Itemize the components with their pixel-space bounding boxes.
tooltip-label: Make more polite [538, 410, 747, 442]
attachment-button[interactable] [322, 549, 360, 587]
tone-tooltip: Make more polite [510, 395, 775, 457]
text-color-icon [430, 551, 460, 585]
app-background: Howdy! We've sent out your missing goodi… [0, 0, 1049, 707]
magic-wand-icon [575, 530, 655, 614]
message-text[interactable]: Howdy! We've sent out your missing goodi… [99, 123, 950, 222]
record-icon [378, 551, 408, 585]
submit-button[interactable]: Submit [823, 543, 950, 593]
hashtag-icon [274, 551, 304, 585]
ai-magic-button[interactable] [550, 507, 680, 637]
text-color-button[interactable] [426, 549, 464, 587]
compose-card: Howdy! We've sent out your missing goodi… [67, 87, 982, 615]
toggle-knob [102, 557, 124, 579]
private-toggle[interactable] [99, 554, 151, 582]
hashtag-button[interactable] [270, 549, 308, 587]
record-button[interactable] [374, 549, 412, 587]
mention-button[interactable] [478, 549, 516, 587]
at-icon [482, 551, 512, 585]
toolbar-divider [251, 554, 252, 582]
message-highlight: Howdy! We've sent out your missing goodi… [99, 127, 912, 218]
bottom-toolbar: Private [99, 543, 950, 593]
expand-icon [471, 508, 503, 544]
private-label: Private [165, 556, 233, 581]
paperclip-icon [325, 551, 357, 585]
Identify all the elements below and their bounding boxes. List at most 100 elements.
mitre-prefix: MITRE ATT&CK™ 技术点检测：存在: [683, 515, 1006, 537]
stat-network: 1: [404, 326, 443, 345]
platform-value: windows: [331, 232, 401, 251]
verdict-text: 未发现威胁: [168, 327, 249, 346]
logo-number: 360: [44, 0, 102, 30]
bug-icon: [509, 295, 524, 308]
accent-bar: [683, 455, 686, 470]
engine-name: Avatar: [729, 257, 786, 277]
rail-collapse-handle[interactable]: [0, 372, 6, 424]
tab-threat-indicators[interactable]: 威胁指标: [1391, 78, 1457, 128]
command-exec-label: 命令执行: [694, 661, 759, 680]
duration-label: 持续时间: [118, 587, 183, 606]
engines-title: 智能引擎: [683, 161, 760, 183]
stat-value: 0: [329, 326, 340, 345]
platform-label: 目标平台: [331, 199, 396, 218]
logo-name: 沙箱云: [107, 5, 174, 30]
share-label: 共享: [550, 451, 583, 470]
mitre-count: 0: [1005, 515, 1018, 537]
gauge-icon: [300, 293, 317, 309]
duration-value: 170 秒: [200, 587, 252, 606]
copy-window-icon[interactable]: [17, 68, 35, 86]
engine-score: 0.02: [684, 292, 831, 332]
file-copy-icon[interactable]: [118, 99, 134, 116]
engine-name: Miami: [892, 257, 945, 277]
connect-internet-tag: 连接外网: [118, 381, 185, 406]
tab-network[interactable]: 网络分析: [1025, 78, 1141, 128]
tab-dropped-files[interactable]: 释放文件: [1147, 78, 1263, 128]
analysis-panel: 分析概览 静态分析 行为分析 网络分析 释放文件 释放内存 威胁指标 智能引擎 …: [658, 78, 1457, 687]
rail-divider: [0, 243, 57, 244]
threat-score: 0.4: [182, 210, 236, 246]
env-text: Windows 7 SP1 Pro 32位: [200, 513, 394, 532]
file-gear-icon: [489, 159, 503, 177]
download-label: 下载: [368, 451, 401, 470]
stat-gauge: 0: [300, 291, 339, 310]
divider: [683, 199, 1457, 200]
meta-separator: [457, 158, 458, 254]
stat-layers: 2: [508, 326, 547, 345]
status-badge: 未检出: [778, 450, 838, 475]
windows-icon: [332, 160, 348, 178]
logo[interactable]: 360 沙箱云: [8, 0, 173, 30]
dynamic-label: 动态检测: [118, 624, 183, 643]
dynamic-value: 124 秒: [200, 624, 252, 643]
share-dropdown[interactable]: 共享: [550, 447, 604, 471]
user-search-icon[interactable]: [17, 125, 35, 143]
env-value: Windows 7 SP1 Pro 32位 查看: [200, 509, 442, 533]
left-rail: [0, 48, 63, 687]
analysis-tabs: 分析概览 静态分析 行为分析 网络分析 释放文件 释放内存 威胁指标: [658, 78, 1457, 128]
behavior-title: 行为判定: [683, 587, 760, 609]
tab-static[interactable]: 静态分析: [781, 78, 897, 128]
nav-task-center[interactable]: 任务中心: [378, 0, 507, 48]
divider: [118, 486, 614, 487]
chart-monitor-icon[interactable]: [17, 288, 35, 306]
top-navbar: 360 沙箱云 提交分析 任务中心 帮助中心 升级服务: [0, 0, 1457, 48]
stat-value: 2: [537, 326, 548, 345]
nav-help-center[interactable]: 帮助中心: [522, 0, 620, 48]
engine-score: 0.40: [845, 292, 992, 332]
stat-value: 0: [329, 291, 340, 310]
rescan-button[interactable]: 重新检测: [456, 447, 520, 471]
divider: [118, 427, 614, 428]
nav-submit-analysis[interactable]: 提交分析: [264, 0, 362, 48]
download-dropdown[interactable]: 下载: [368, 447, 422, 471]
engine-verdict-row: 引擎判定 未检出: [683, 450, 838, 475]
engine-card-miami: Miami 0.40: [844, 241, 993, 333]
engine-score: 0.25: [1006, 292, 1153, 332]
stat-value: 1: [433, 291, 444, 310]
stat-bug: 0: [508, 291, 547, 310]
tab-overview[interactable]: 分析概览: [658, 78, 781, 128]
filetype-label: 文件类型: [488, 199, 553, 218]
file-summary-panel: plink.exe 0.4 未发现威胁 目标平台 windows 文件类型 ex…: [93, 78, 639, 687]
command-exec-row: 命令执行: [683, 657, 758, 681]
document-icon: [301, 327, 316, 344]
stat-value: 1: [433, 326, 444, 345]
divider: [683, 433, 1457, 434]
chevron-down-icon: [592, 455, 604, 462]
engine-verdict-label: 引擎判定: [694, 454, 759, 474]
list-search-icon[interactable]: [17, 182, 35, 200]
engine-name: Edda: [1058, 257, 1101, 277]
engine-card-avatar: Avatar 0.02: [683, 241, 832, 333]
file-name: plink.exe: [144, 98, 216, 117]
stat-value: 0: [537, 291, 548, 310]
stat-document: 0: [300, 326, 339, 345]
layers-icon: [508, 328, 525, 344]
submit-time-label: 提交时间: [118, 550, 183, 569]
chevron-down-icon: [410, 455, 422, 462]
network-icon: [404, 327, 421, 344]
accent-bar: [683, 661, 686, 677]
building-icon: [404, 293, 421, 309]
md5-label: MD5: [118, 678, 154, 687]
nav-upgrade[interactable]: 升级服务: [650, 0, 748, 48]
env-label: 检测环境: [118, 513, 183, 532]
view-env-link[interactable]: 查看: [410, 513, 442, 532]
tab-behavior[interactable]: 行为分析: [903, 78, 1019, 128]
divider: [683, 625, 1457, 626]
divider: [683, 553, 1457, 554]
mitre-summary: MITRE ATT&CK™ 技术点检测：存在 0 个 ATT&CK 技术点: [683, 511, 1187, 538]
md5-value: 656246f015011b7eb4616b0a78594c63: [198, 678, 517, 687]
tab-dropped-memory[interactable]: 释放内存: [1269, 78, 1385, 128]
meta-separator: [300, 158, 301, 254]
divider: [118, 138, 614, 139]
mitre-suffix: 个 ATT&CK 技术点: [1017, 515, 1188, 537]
^^^^^^^^^^^^^^^^
Identify every line of the data that contains the string "未发现威胁", treating case as significant, and copy each such line in full.

verdict-text: 未发现威胁: [168, 327, 249, 346]
file-summary-panel: plink.exe 0.4 未发现威胁 目标平台 windows 文件类型 ex…: [93, 78, 639, 687]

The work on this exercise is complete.